Data records
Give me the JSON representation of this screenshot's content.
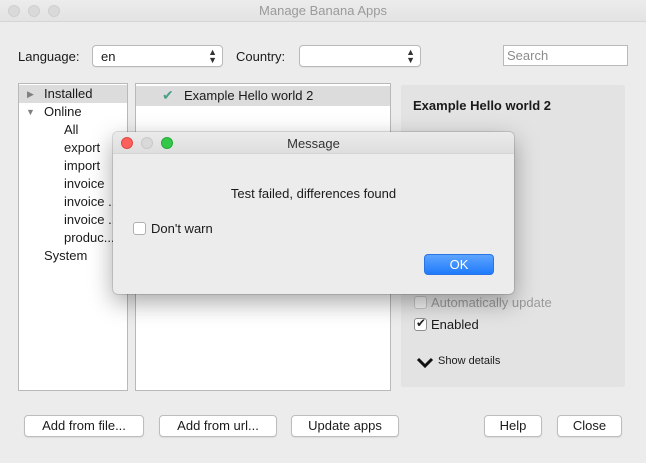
{
  "window": {
    "title": "Manage Banana Apps"
  },
  "controls": {
    "language_label": "Language:",
    "language_value": "en",
    "country_label": "Country:",
    "country_value": "",
    "search_placeholder": "Search"
  },
  "tree": {
    "installed": "Installed",
    "online": "Online",
    "children": [
      "All",
      "export",
      "import",
      "invoice",
      "invoice ...",
      "invoice ...",
      "produc..."
    ],
    "system": "System"
  },
  "apps": [
    {
      "name": "Example Hello world 2",
      "installed": true
    }
  ],
  "details": {
    "title": "Example Hello world 2",
    "auto_update_label": "Automatically update",
    "auto_update_checked": false,
    "enabled_label": "Enabled",
    "enabled_checked": true,
    "show_details_label": "Show details"
  },
  "buttons": {
    "add_from_file": "Add from file...",
    "add_from_url": "Add from url...",
    "update_apps": "Update apps",
    "help": "Help",
    "close": "Close"
  },
  "dialog": {
    "title": "Message",
    "message": "Test failed, differences found",
    "dont_warn_label": "Don't warn",
    "dont_warn_checked": false,
    "ok_label": "OK"
  },
  "colors": {
    "accent": "#1f7bfb",
    "close_light": "#fc605b",
    "minimize_light": "#d9d9d9",
    "zoom_light": "#34c84a",
    "installed_check": "#4ca08a"
  }
}
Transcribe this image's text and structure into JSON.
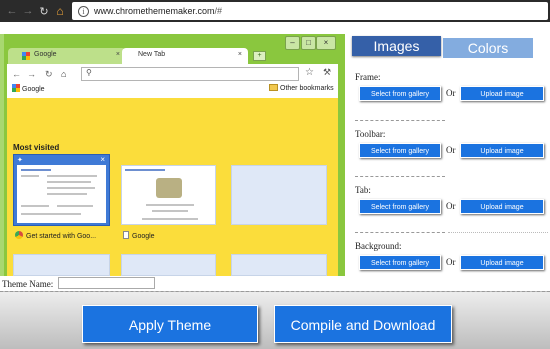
{
  "browser": {
    "back_icon": "arrow-left-icon",
    "forward_icon": "arrow-right-icon",
    "reload_icon": "reload-icon",
    "home_icon": "home-icon",
    "url_host": "www.chromethememaker.com",
    "url_rest": "/#"
  },
  "preview": {
    "tab_google": "Google",
    "tab_newtab": "New Tab",
    "bookmark_google": "Google",
    "bookmark_other": "Other bookmarks",
    "most_visited": "Most visited",
    "thumb1_label": "Get started with Goo...",
    "thumb2_label": "Google",
    "colors": {
      "frame": "#8ac73e",
      "ntp": "#fbdd3b",
      "toolbar": "#ffffff"
    }
  },
  "editor": {
    "tabs": {
      "images": "Images",
      "colors": "Colors"
    },
    "sections": [
      {
        "label": "Frame:",
        "gallery": "Select from gallery",
        "or": "Or",
        "upload": "Upload image"
      },
      {
        "label": "Toolbar:",
        "gallery": "Select from gallery",
        "or": "Or",
        "upload": "Upload image"
      },
      {
        "label": "Tab:",
        "gallery": "Select from gallery",
        "or": "Or",
        "upload": "Upload image"
      },
      {
        "label": "Background:",
        "gallery": "Select from gallery",
        "or": "Or",
        "upload": "Upload image"
      }
    ],
    "accent": "#1b73e0"
  },
  "footer": {
    "theme_name_label": "Theme Name:",
    "theme_name_value": "",
    "apply": "Apply Theme",
    "compile": "Compile and Download"
  }
}
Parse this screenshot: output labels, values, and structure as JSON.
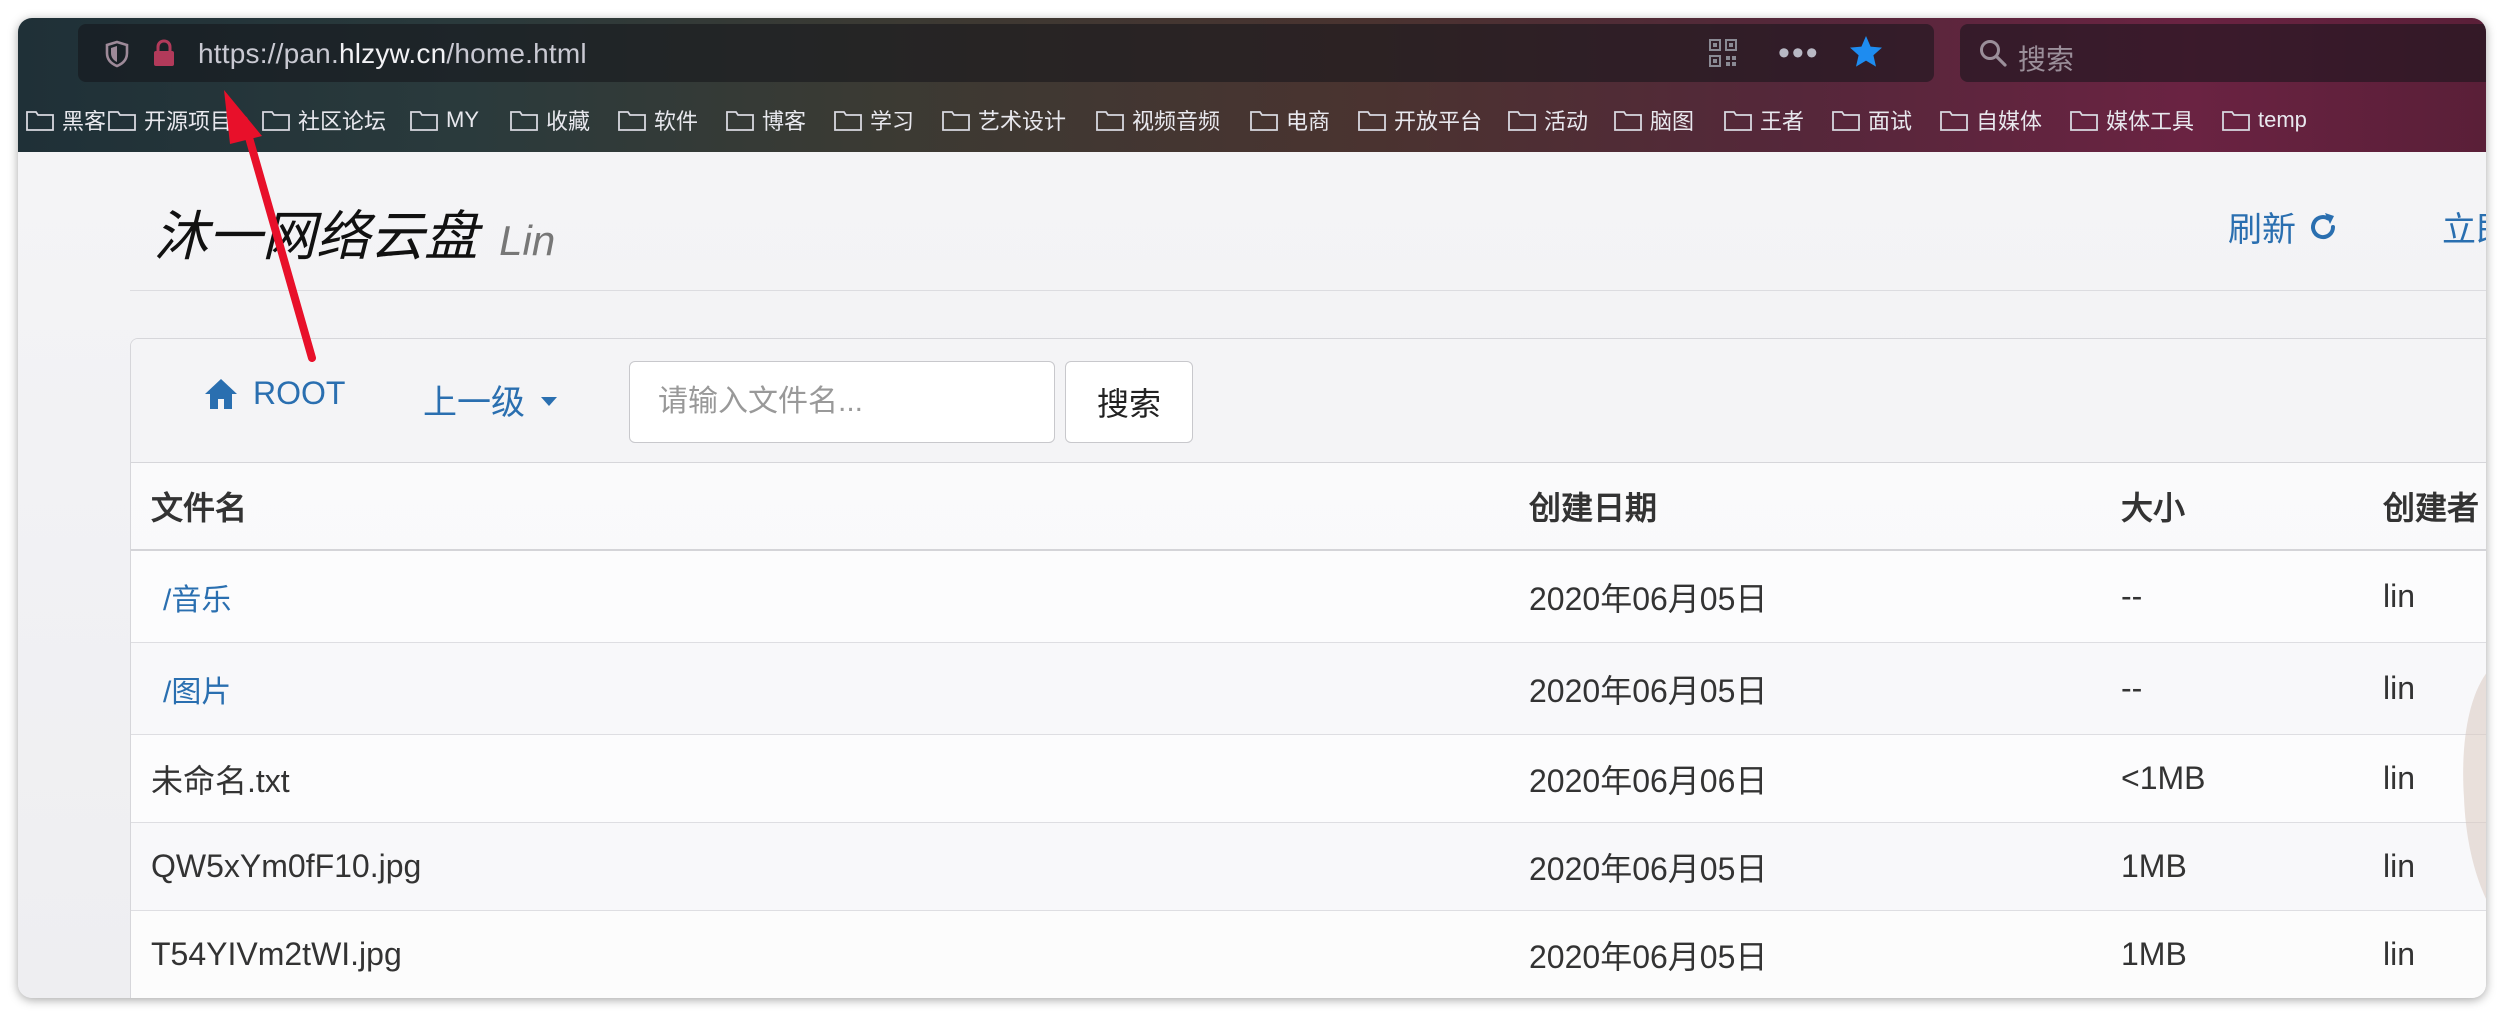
{
  "browser": {
    "url_prefix": "https://pan.",
    "url_domain": "hlzyw.cn",
    "url_path": "/home.html",
    "search_placeholder": "搜索",
    "bookmarks": [
      "黑客",
      "开源项目",
      "社区论坛",
      "MY",
      "收藏",
      "软件",
      "博客",
      "学习",
      "艺术设计",
      "视频音频",
      "电商",
      "开放平台",
      "活动",
      "脑图",
      "王者",
      "面试",
      "自媒体",
      "媒体工具",
      "temp"
    ]
  },
  "header": {
    "brand": "沐一网络云盘",
    "brand_sub": "Lin",
    "refresh_label": "刷新",
    "clipped_link": "立即"
  },
  "toolbar": {
    "root_label": "ROOT",
    "up_label": "上一级",
    "search_placeholder": "请输入文件名...",
    "search_button": "搜索"
  },
  "table": {
    "columns": [
      "文件名",
      "创建日期",
      "大小",
      "创建者"
    ],
    "rows": [
      {
        "name": "/音乐",
        "is_dir": true,
        "date": "2020年06月05日",
        "size": "--",
        "owner": "lin"
      },
      {
        "name": "/图片",
        "is_dir": true,
        "date": "2020年06月05日",
        "size": "--",
        "owner": "lin"
      },
      {
        "name": "未命名.txt",
        "is_dir": false,
        "date": "2020年06月06日",
        "size": "<1MB",
        "owner": "lin"
      },
      {
        "name": "QW5xYm0fF10.jpg",
        "is_dir": false,
        "date": "2020年06月05日",
        "size": "1MB",
        "owner": "lin"
      },
      {
        "name": "T54YIVm2tWI.jpg",
        "is_dir": false,
        "date": "2020年06月05日",
        "size": "1MB",
        "owner": "lin"
      }
    ]
  },
  "colors": {
    "link": "#2a6fb0",
    "annotation_arrow": "#e8102a",
    "star": "#1e8cf0"
  }
}
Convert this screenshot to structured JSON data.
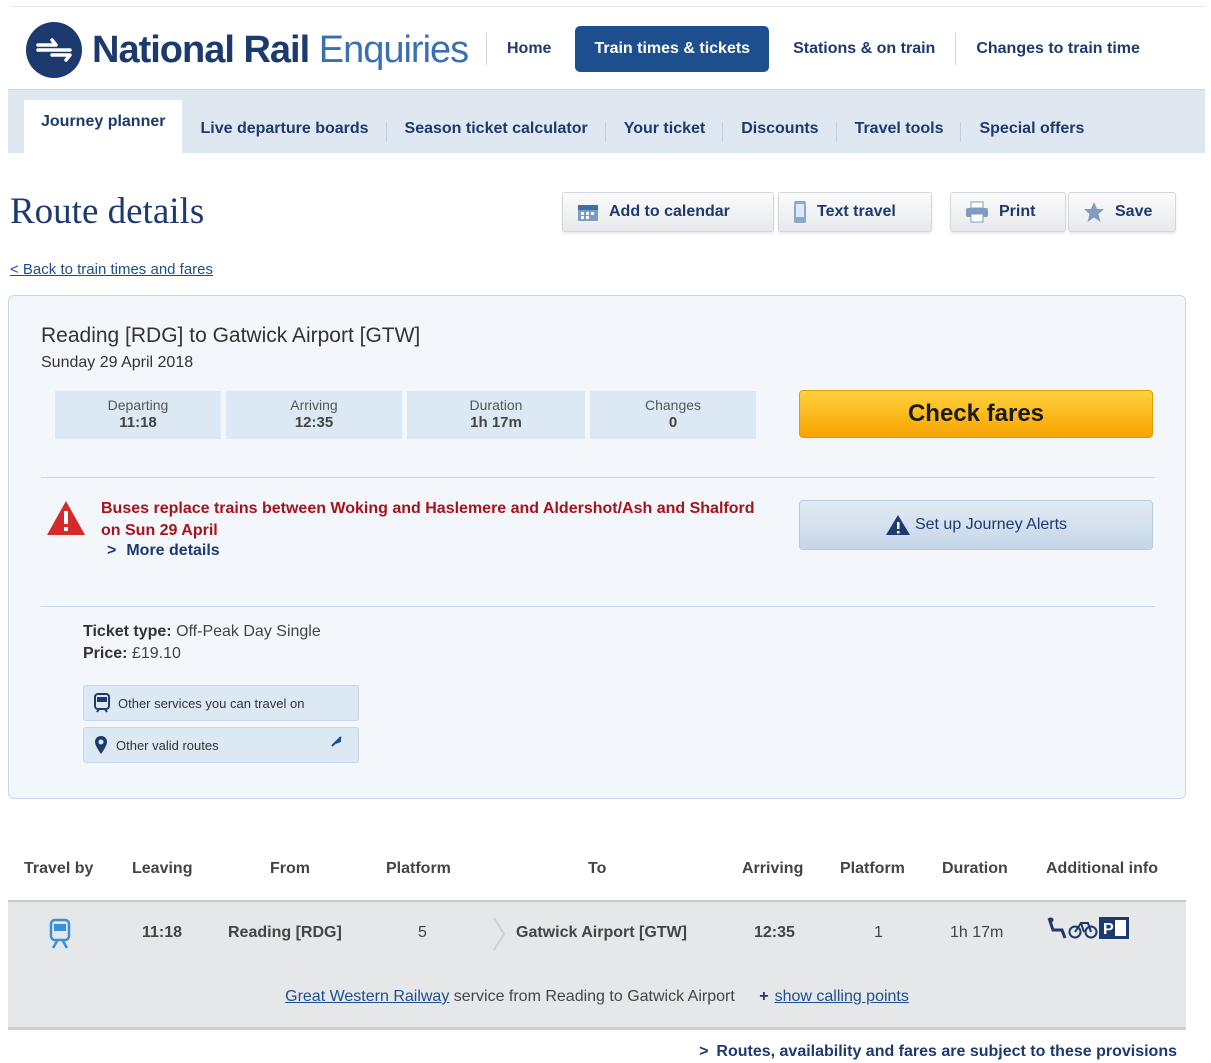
{
  "brand": {
    "name_bold": "National Rail",
    "name_light": "Enquiries"
  },
  "main_nav": [
    "Home",
    "Train times & tickets",
    "Stations & on train",
    "Changes to train time"
  ],
  "sub_nav": [
    "Journey planner",
    "Live departure boards",
    "Season ticket calculator",
    "Your ticket",
    "Discounts",
    "Travel tools",
    "Special offers"
  ],
  "page": {
    "title": "Route details",
    "tools": {
      "calendar": "Add to calendar",
      "text": "Text travel",
      "print": "Print",
      "save": "Save"
    },
    "back_link": "< Back to train times and fares"
  },
  "summary": {
    "route": "Reading [RDG] to Gatwick Airport [GTW]",
    "date": "Sunday 29 April 2018",
    "stats": [
      {
        "label": "Departing",
        "value": "11:18"
      },
      {
        "label": "Arriving",
        "value": "12:35"
      },
      {
        "label": "Duration",
        "value": "1h 17m"
      },
      {
        "label": "Changes",
        "value": "0"
      }
    ],
    "check_fares": "Check fares",
    "alert": "Buses replace trains between Woking and Haslemere and Aldershot/Ash and Shalford on Sun 29 April",
    "more_details": "More details",
    "journey_alerts": "Set up Journey Alerts",
    "ticket_type_label": "Ticket type:",
    "ticket_type": "Off-Peak Day Single",
    "price_label": "Price:",
    "price": "£19.10",
    "other_services": "Other services you can travel on",
    "other_routes": "Other valid routes"
  },
  "table": {
    "headers": [
      "Travel by",
      "Leaving",
      "From",
      "Platform",
      "To",
      "Arriving",
      "Platform",
      "Duration",
      "Additional info"
    ],
    "row": {
      "leaving": "11:18",
      "from": "Reading [RDG]",
      "from_platform": "5",
      "to": "Gatwick Airport [GTW]",
      "arriving": "12:35",
      "to_platform": "1",
      "duration": "1h 17m"
    },
    "service": {
      "operator": "Great Western Railway",
      "text": "service from Reading to Gatwick Airport",
      "calling_points": "show calling points"
    }
  },
  "provisions": "Routes, availability and fares are subject to these provisions",
  "colors": {
    "brand_navy": "#1d3a6e",
    "alert_red": "#a4141c",
    "cta_yellow": "#f7a400"
  }
}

# Description of the task
Leave the pictures out and reproduce each record exactly as written.

# Expected output
Give me the JSON representation of this screenshot's content.
{
  "window": {
    "title": "Manage Banana Apps"
  },
  "controls": {
    "language_label": "Language:",
    "language_value": "en",
    "country_label": "Country:",
    "country_value": "",
    "search_placeholder": "Search"
  },
  "tree": {
    "installed": "Installed",
    "online": "Online",
    "children": [
      "All",
      "export",
      "import",
      "invoice",
      "invoice ...",
      "invoice ...",
      "produc..."
    ],
    "system": "System"
  },
  "apps": [
    {
      "name": "Example Hello world 2",
      "installed": true
    }
  ],
  "details": {
    "title": "Example Hello world 2",
    "auto_update_label": "Automatically update",
    "auto_update_checked": false,
    "enabled_label": "Enabled",
    "enabled_checked": true,
    "show_details_label": "Show details"
  },
  "buttons": {
    "add_from_file": "Add from file...",
    "add_from_url": "Add from url...",
    "update_apps": "Update apps",
    "help": "Help",
    "close": "Close"
  },
  "dialog": {
    "title": "Message",
    "message": "Test failed, differences found",
    "dont_warn_label": "Don't warn",
    "dont_warn_checked": false,
    "ok_label": "OK"
  },
  "colors": {
    "accent": "#1f7bfb",
    "close_light": "#fc605b",
    "minimize_light": "#d9d9d9",
    "zoom_light": "#34c84a",
    "installed_check": "#4ca08a"
  }
}
Transcribe this image's text and structure into JSON.
{
  "browser": {
    "back_icon": "arrow-left-icon",
    "forward_icon": "arrow-right-icon",
    "reload_icon": "reload-icon",
    "home_icon": "home-icon",
    "url_host": "www.chromethememaker.com",
    "url_rest": "/#"
  },
  "preview": {
    "tab_google": "Google",
    "tab_newtab": "New Tab",
    "bookmark_google": "Google",
    "bookmark_other": "Other bookmarks",
    "most_visited": "Most visited",
    "thumb1_label": "Get started with Goo...",
    "thumb2_label": "Google",
    "colors": {
      "frame": "#8ac73e",
      "ntp": "#fbdd3b",
      "toolbar": "#ffffff"
    }
  },
  "editor": {
    "tabs": {
      "images": "Images",
      "colors": "Colors"
    },
    "sections": [
      {
        "label": "Frame:",
        "gallery": "Select from gallery",
        "or": "Or",
        "upload": "Upload image"
      },
      {
        "label": "Toolbar:",
        "gallery": "Select from gallery",
        "or": "Or",
        "upload": "Upload image"
      },
      {
        "label": "Tab:",
        "gallery": "Select from gallery",
        "or": "Or",
        "upload": "Upload image"
      },
      {
        "label": "Background:",
        "gallery": "Select from gallery",
        "or": "Or",
        "upload": "Upload image"
      }
    ],
    "accent": "#1b73e0"
  },
  "footer": {
    "theme_name_label": "Theme Name:",
    "theme_name_value": "",
    "apply": "Apply Theme",
    "compile": "Compile and Download"
  }
}
Parse this screenshot: output labels, values, and structure as JSON.
{
  "browser": {
    "url_prefix": "https://pan.",
    "url_domain": "hlzyw.cn",
    "url_path": "/home.html",
    "search_placeholder": "搜索",
    "bookmarks": [
      "黑客",
      "开源项目",
      "社区论坛",
      "MY",
      "收藏",
      "软件",
      "博客",
      "学习",
      "艺术设计",
      "视频音频",
      "电商",
      "开放平台",
      "活动",
      "脑图",
      "王者",
      "面试",
      "自媒体",
      "媒体工具",
      "temp"
    ]
  },
  "header": {
    "brand": "沐一网络云盘",
    "brand_sub": "Lin",
    "refresh_label": "刷新",
    "clipped_link": "立即"
  },
  "toolbar": {
    "root_label": "ROOT",
    "up_label": "上一级",
    "search_placeholder": "请输入文件名...",
    "search_button": "搜索"
  },
  "table": {
    "columns": [
      "文件名",
      "创建日期",
      "大小",
      "创建者"
    ],
    "rows": [
      {
        "name": "/音乐",
        "is_dir": true,
        "date": "2020年06月05日",
        "size": "--",
        "owner": "lin"
      },
      {
        "name": "/图片",
        "is_dir": true,
        "date": "2020年06月05日",
        "size": "--",
        "owner": "lin"
      },
      {
        "name": "未命名.txt",
        "is_dir": false,
        "date": "2020年06月06日",
        "size": "<1MB",
        "owner": "lin"
      },
      {
        "name": "QW5xYm0fF10.jpg",
        "is_dir": false,
        "date": "2020年06月05日",
        "size": "1MB",
        "owner": "lin"
      },
      {
        "name": "T54YIVm2tWI.jpg",
        "is_dir": false,
        "date": "2020年06月05日",
        "size": "1MB",
        "owner": "lin"
      }
    ]
  },
  "colors": {
    "link": "#2a6fb0",
    "annotation_arrow": "#e8102a",
    "star": "#1e8cf0"
  }
}
Convert this screenshot to structured JSON data.
{
  "brand": {
    "name_bold": "National Rail",
    "name_light": "Enquiries"
  },
  "main_nav": [
    "Home",
    "Train times & tickets",
    "Stations & on train",
    "Changes to train time"
  ],
  "sub_nav": [
    "Journey planner",
    "Live departure boards",
    "Season ticket calculator",
    "Your ticket",
    "Discounts",
    "Travel tools",
    "Special offers"
  ],
  "page": {
    "title": "Route details",
    "tools": {
      "calendar": "Add to calendar",
      "text": "Text travel",
      "print": "Print",
      "save": "Save"
    },
    "back_link": "< Back to train times and fares"
  },
  "summary": {
    "route": "Reading [RDG] to Gatwick Airport [GTW]",
    "date": "Sunday 29 April 2018",
    "stats": [
      {
        "label": "Departing",
        "value": "11:18"
      },
      {
        "label": "Arriving",
        "value": "12:35"
      },
      {
        "label": "Duration",
        "value": "1h 17m"
      },
      {
        "label": "Changes",
        "value": "0"
      }
    ],
    "check_fares": "Check fares",
    "alert": "Buses replace trains between Woking and Haslemere and Aldershot/Ash and Shalford on Sun 29 April",
    "more_details": "More details",
    "journey_alerts": "Set up Journey Alerts",
    "ticket_type_label": "Ticket type:",
    "ticket_type": "Off-Peak Day Single",
    "price_label": "Price:",
    "price": "£19.10",
    "other_services": "Other services you can travel on",
    "other_routes": "Other valid routes"
  },
  "table": {
    "headers": [
      "Travel by",
      "Leaving",
      "From",
      "Platform",
      "To",
      "Arriving",
      "Platform",
      "Duration",
      "Additional info"
    ],
    "row": {
      "leaving": "11:18",
      "from": "Reading [RDG]",
      "from_platform": "5",
      "to": "Gatwick Airport [GTW]",
      "arriving": "12:35",
      "to_platform": "1",
      "duration": "1h 17m"
    },
    "service": {
      "operator": "Great Western Railway",
      "text": "service from Reading to Gatwick Airport",
      "calling_points": "show calling points"
    }
  },
  "provisions": "Routes, availability and fares are subject to these provisions",
  "colors": {
    "brand_navy": "#1d3a6e",
    "alert_red": "#a4141c",
    "cta_yellow": "#f7a400"
  }
}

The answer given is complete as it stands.